● **What this task involves**: Output the listing below verbatim, but drop the images.

___

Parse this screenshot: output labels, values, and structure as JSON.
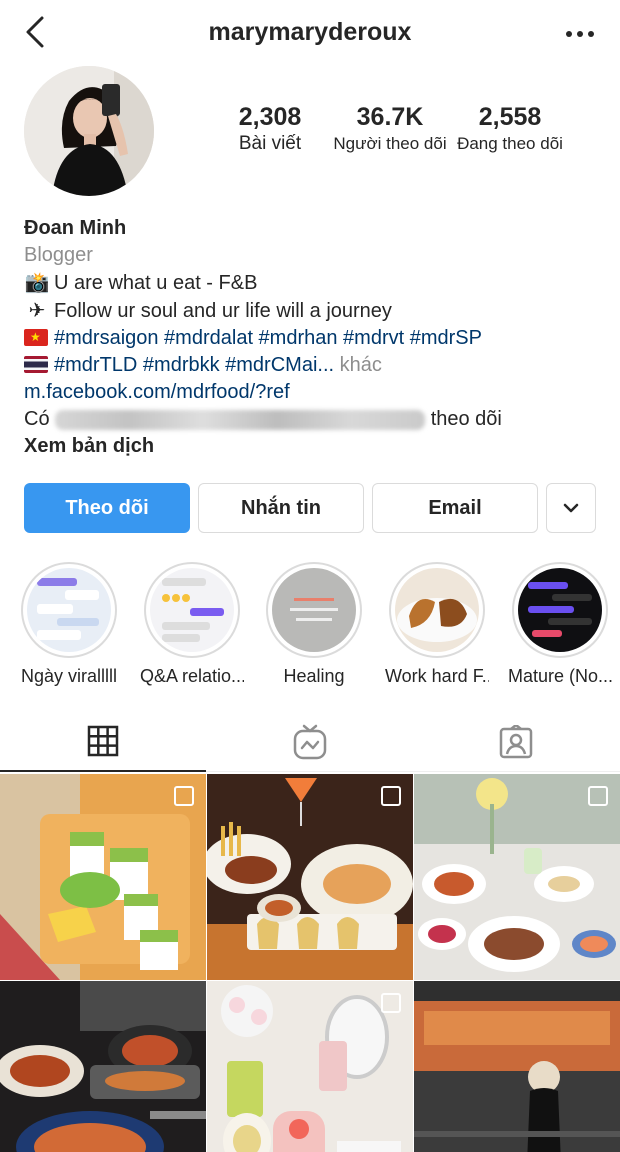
{
  "header": {
    "username": "marymaryderoux",
    "back_icon": "chevron-left-icon",
    "more_icon": "more-dots-icon"
  },
  "profile": {
    "stats": [
      {
        "value": "2,308",
        "label": "Bài viết"
      },
      {
        "value": "36.7K",
        "label": "Người theo dõi"
      },
      {
        "value": "2,558",
        "label": "Đang theo dõi"
      }
    ],
    "name": "Đoan Minh",
    "category": "Blogger",
    "bio_line1": "U are what u eat - F&B",
    "bio_line2": "Follow ur soul and ur life will a journey",
    "hashtags_line1": "#mdrsaigon #mdrdalat #mdrhan #mdrvt #mdrSP",
    "hashtags_line2": "#mdrTLD #mdrbkk #mdrCMai...",
    "more_label": "khác",
    "link": "m.facebook.com/mdrfood/?ref",
    "followed_by_prefix": "Có",
    "followed_by_suffix": "theo dõi",
    "translate_label": "Xem bản dịch"
  },
  "actions": {
    "follow": "Theo dõi",
    "message": "Nhắn tin",
    "email": "Email"
  },
  "highlights": [
    {
      "label": "Ngày viralllll"
    },
    {
      "label": "Q&A relatio..."
    },
    {
      "label": "Healing"
    },
    {
      "label": "Work hard F..."
    },
    {
      "label": "Mature (No..."
    }
  ],
  "tabs": [
    "grid-icon",
    "igtv-icon",
    "tagged-icon"
  ],
  "colors": {
    "accent": "#3897f0",
    "link": "#00376b",
    "muted": "#8e8e8e",
    "border": "#dbdbdb"
  }
}
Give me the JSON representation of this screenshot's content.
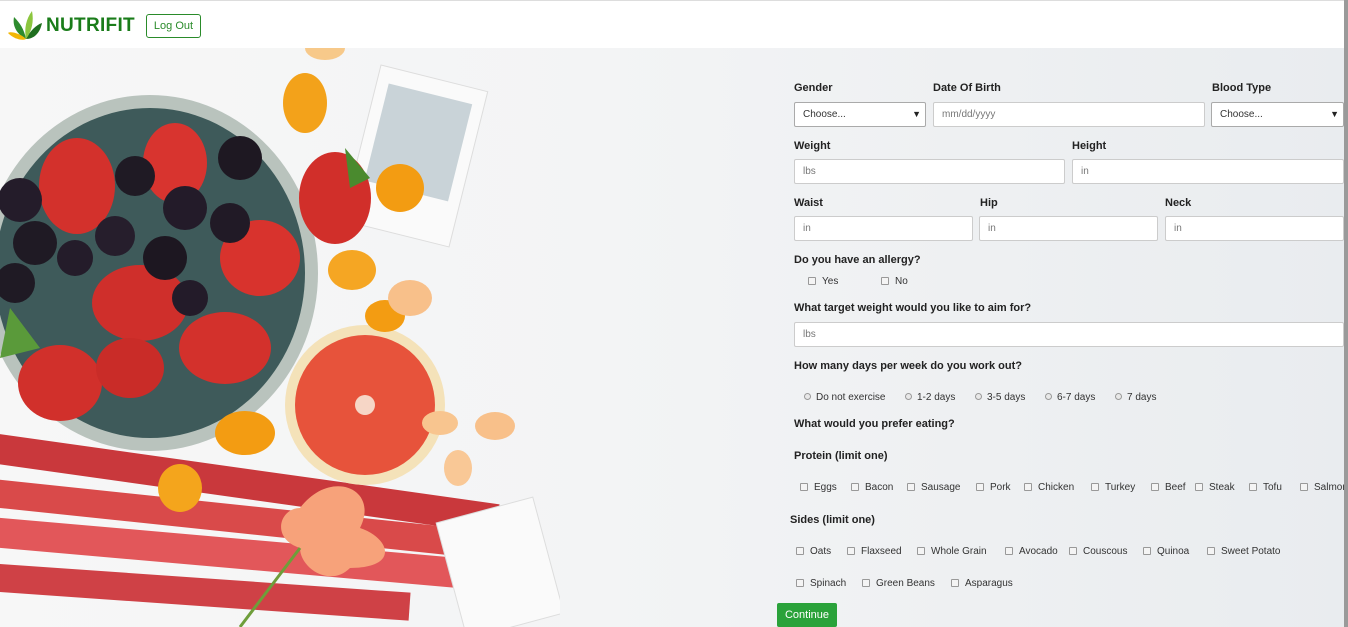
{
  "brand": {
    "name": "NUTRIFIT",
    "logout_label": "Log Out"
  },
  "form": {
    "gender": {
      "label": "Gender",
      "value": "Choose..."
    },
    "dob": {
      "label": "Date Of Birth",
      "placeholder": "mm/dd/yyyy"
    },
    "blood_type": {
      "label": "Blood Type",
      "value": "Choose..."
    },
    "weight": {
      "label": "Weight",
      "placeholder": "lbs"
    },
    "height": {
      "label": "Height",
      "placeholder": "in"
    },
    "waist": {
      "label": "Waist",
      "placeholder": "in"
    },
    "hip": {
      "label": "Hip",
      "placeholder": "in"
    },
    "neck": {
      "label": "Neck",
      "placeholder": "in"
    },
    "allergy": {
      "question": "Do you have an allergy?",
      "options": [
        "Yes",
        "No"
      ]
    },
    "target_weight": {
      "question": "What target weight would you like to aim for?",
      "placeholder": "lbs"
    },
    "workout": {
      "question": "How many days per week do you work out?",
      "options": [
        "Do not exercise",
        "1-2 days",
        "3-5 days",
        "6-7 days",
        "7 days"
      ]
    },
    "preference": {
      "question": "What would you prefer eating?"
    },
    "protein": {
      "label": "Protein (limit one)",
      "options": [
        "Eggs",
        "Bacon",
        "Sausage",
        "Pork",
        "Chicken",
        "Turkey",
        "Beef",
        "Steak",
        "Tofu",
        "Salmon"
      ]
    },
    "sides": {
      "label": "Sides (limit one)",
      "options": [
        "Oats",
        "Flaxseed",
        "Whole Grain",
        "Avocado",
        "Couscous",
        "Quinoa",
        "Sweet Potato",
        "Spinach",
        "Green Beans",
        "Asparagus"
      ]
    },
    "continue_label": "Continue"
  }
}
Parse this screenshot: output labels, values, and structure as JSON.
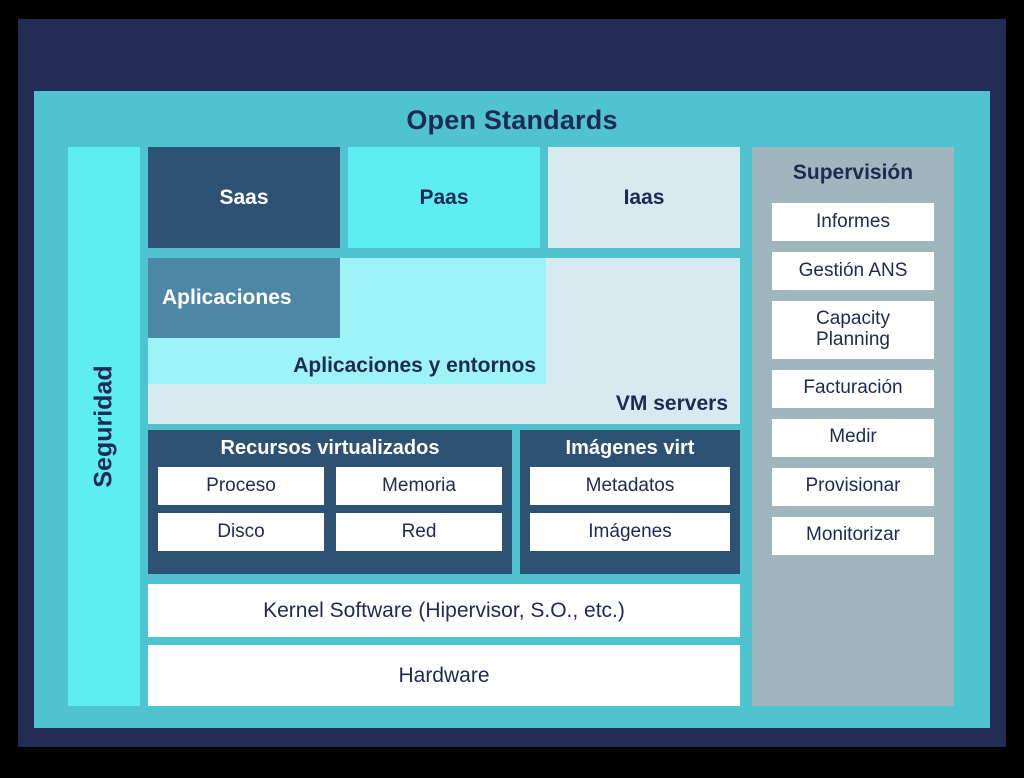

___

● **Answer space**:
Parse this screenshot: output labels, values, and structure as JSON.
{
  "header": {
    "username": "marymaryderoux",
    "back_icon": "chevron-left-icon",
    "more_icon": "more-dots-icon"
  },
  "profile": {
    "stats": [
      {
        "value": "2,308",
        "label": "Bài viết"
      },
      {
        "value": "36.7K",
        "label": "Người theo dõi"
      },
      {
        "value": "2,558",
        "label": "Đang theo dõi"
      }
    ],
    "name": "Đoan Minh",
    "category": "Blogger",
    "bio_line1": "U are what u eat - F&B",
    "bio_line2": "Follow ur soul and ur life will a journey",
    "hashtags_line1": "#mdrsaigon #mdrdalat #mdrhan #mdrvt #mdrSP",
    "hashtags_line2": "#mdrTLD #mdrbkk #mdrCMai...",
    "more_label": "khác",
    "link": "m.facebook.com/mdrfood/?ref",
    "followed_by_prefix": "Có",
    "followed_by_suffix": "theo dõi",
    "translate_label": "Xem bản dịch"
  },
  "actions": {
    "follow": "Theo dõi",
    "message": "Nhắn tin",
    "email": "Email"
  },
  "highlights": [
    {
      "label": "Ngày viralllll"
    },
    {
      "label": "Q&A relatio..."
    },
    {
      "label": "Healing"
    },
    {
      "label": "Work hard F..."
    },
    {
      "label": "Mature (No..."
    }
  ],
  "tabs": [
    "grid-icon",
    "igtv-icon",
    "tagged-icon"
  ],
  "colors": {
    "accent": "#3897f0",
    "link": "#00376b",
    "muted": "#8e8e8e",
    "border": "#dbdbdb"
  }
}
Give me the JSON representation of this screenshot's content.
{
  "brand": {
    "name": "NUTRIFIT",
    "logout_label": "Log Out"
  },
  "form": {
    "gender": {
      "label": "Gender",
      "value": "Choose..."
    },
    "dob": {
      "label": "Date Of Birth",
      "placeholder": "mm/dd/yyyy"
    },
    "blood_type": {
      "label": "Blood Type",
      "value": "Choose..."
    },
    "weight": {
      "label": "Weight",
      "placeholder": "lbs"
    },
    "height": {
      "label": "Height",
      "placeholder": "in"
    },
    "waist": {
      "label": "Waist",
      "placeholder": "in"
    },
    "hip": {
      "label": "Hip",
      "placeholder": "in"
    },
    "neck": {
      "label": "Neck",
      "placeholder": "in"
    },
    "allergy": {
      "question": "Do you have an allergy?",
      "options": [
        "Yes",
        "No"
      ]
    },
    "target_weight": {
      "question": "What target weight would you like to aim for?",
      "placeholder": "lbs"
    },
    "workout": {
      "question": "How many days per week do you work out?",
      "options": [
        "Do not exercise",
        "1-2 days",
        "3-5 days",
        "6-7 days",
        "7 days"
      ]
    },
    "preference": {
      "question": "What would you prefer eating?"
    },
    "protein": {
      "label": "Protein (limit one)",
      "options": [
        "Eggs",
        "Bacon",
        "Sausage",
        "Pork",
        "Chicken",
        "Turkey",
        "Beef",
        "Steak",
        "Tofu",
        "Salmon"
      ]
    },
    "sides": {
      "label": "Sides (limit one)",
      "options": [
        "Oats",
        "Flaxseed",
        "Whole Grain",
        "Avocado",
        "Couscous",
        "Quinoa",
        "Sweet Potato",
        "Spinach",
        "Green Beans",
        "Asparagus"
      ]
    },
    "continue_label": "Continue"
  }
}
Parse this screenshot: output labels, values, and structure as JSON.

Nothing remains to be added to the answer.